### Directions for this task
Wherever the word "unassigned" turns up in a line of the entries, copy that line.

### The input

***

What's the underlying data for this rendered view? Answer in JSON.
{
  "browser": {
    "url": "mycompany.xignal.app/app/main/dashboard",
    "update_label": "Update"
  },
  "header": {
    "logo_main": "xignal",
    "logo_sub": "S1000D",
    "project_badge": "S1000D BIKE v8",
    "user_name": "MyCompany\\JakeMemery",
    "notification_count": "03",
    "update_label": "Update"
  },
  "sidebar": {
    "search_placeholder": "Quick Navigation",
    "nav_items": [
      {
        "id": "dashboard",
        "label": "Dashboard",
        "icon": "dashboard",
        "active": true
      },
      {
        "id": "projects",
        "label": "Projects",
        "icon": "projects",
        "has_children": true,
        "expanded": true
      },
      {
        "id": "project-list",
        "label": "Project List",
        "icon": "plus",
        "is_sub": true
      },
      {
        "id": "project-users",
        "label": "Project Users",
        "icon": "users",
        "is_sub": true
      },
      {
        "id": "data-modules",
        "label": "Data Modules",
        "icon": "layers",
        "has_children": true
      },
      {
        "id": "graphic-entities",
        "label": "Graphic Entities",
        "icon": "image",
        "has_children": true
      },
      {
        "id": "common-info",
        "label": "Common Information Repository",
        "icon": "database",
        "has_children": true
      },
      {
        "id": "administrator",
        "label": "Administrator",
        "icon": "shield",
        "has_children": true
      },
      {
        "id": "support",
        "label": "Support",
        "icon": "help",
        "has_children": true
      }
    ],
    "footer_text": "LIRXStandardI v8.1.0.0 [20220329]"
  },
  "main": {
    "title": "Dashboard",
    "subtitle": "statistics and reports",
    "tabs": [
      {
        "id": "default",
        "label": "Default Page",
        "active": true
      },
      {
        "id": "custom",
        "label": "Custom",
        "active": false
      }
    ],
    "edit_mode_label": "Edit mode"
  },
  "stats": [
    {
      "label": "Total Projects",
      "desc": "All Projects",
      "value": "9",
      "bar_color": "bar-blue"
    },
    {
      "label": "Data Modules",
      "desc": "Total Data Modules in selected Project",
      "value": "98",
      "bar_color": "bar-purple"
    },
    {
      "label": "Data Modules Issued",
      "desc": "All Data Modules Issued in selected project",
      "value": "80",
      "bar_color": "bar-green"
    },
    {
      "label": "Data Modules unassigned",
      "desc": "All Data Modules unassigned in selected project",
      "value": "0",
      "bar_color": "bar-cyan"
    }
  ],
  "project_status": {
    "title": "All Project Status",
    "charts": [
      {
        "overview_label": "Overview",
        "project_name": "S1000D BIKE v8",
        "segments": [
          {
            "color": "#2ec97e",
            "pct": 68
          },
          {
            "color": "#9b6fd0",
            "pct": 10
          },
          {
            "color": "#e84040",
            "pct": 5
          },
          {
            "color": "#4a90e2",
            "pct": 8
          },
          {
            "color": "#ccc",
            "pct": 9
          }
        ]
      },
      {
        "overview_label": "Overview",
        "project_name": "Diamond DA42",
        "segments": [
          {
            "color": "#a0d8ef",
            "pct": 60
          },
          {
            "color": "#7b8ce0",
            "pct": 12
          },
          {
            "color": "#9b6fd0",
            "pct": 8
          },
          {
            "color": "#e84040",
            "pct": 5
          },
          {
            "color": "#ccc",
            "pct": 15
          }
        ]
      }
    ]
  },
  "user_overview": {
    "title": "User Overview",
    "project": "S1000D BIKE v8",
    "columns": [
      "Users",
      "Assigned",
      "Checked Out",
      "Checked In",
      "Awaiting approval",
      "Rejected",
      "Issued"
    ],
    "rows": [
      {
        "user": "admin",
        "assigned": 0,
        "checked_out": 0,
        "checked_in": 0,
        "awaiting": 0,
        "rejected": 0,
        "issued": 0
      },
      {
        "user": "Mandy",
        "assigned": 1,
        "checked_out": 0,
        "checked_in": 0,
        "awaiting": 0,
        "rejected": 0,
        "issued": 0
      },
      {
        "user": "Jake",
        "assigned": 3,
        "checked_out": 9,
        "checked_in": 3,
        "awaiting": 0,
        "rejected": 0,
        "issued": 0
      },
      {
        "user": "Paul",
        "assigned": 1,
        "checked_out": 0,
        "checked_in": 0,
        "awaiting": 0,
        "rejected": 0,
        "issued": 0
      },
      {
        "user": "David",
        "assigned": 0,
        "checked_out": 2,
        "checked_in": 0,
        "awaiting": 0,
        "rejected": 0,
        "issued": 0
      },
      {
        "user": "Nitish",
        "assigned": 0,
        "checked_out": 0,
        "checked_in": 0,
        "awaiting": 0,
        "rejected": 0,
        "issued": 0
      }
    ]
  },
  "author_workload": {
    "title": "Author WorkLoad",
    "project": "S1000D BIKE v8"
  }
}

***

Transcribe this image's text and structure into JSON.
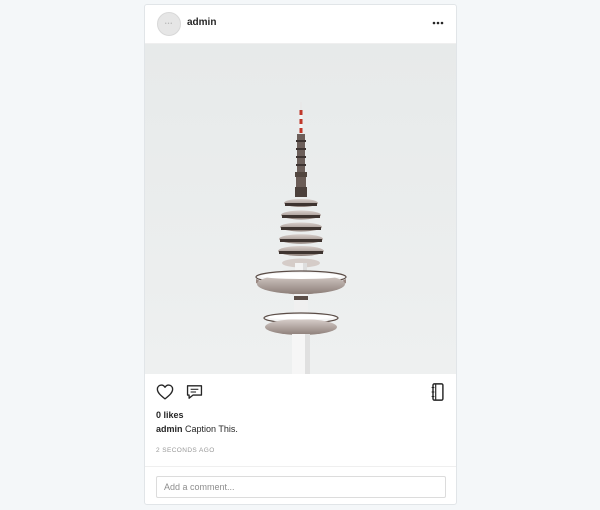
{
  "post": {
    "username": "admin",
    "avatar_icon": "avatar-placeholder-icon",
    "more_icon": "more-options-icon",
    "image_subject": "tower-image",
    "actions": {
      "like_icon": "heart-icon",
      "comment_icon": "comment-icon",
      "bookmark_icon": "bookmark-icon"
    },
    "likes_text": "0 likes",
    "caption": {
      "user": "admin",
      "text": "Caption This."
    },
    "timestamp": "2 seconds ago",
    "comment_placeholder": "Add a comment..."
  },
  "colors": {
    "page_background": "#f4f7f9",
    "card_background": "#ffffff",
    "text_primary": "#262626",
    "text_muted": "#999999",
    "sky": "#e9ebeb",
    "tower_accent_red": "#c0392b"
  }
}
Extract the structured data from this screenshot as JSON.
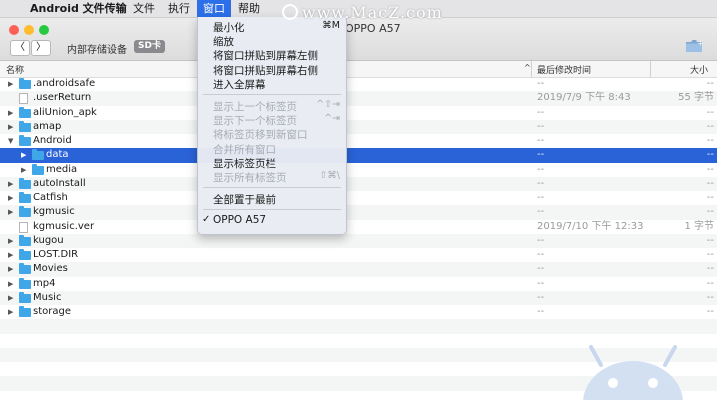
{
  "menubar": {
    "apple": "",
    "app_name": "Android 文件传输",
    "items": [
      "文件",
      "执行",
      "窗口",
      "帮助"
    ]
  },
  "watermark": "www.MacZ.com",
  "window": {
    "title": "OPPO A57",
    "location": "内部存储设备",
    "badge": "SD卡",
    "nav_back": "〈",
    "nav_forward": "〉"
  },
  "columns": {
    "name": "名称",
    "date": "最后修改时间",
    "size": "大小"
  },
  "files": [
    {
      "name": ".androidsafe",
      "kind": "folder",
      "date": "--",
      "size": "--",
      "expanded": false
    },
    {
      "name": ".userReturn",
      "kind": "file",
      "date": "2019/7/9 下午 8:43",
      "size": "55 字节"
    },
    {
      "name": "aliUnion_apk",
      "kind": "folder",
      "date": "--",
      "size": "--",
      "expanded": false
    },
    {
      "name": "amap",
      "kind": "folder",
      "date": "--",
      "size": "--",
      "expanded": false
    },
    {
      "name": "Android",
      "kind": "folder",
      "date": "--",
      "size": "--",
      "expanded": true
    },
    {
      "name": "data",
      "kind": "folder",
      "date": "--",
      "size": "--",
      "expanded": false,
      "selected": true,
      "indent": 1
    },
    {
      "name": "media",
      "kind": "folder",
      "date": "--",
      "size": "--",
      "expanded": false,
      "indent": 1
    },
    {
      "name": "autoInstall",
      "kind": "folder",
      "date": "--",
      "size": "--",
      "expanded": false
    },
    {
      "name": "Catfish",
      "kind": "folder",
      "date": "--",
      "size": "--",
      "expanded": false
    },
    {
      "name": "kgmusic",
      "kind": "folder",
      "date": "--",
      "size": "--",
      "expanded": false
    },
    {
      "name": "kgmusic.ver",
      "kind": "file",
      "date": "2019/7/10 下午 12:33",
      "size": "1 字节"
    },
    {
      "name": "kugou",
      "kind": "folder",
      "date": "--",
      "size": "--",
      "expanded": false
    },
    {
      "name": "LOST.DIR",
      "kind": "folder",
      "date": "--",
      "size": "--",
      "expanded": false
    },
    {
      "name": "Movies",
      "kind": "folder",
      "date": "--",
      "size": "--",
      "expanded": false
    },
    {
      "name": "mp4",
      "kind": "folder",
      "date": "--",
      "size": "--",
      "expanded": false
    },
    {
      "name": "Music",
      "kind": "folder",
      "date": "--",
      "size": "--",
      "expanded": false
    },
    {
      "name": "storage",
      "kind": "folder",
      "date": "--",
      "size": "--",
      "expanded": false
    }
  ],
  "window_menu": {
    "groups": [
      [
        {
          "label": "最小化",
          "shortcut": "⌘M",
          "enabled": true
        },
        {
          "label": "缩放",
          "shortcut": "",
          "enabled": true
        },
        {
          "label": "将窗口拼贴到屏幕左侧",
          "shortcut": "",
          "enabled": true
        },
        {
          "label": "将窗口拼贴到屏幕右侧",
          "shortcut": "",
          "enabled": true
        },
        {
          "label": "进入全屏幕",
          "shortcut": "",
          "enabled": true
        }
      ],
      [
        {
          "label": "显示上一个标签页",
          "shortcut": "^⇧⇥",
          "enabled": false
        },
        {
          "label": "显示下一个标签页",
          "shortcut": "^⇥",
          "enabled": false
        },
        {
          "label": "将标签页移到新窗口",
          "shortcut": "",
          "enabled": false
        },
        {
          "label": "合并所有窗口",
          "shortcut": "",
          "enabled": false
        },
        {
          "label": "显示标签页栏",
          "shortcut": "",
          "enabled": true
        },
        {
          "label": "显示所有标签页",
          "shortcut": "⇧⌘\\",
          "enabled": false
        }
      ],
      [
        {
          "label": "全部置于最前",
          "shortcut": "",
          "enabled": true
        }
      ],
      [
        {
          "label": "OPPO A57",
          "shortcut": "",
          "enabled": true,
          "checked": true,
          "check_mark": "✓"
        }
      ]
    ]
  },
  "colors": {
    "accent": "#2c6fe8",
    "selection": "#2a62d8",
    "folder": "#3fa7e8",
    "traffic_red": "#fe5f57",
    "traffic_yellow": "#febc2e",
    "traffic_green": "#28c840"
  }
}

***

### Output of the exercise
      "label": "Data Modules unassigned",
      "desc": "All Data Modules unassigned in selected project",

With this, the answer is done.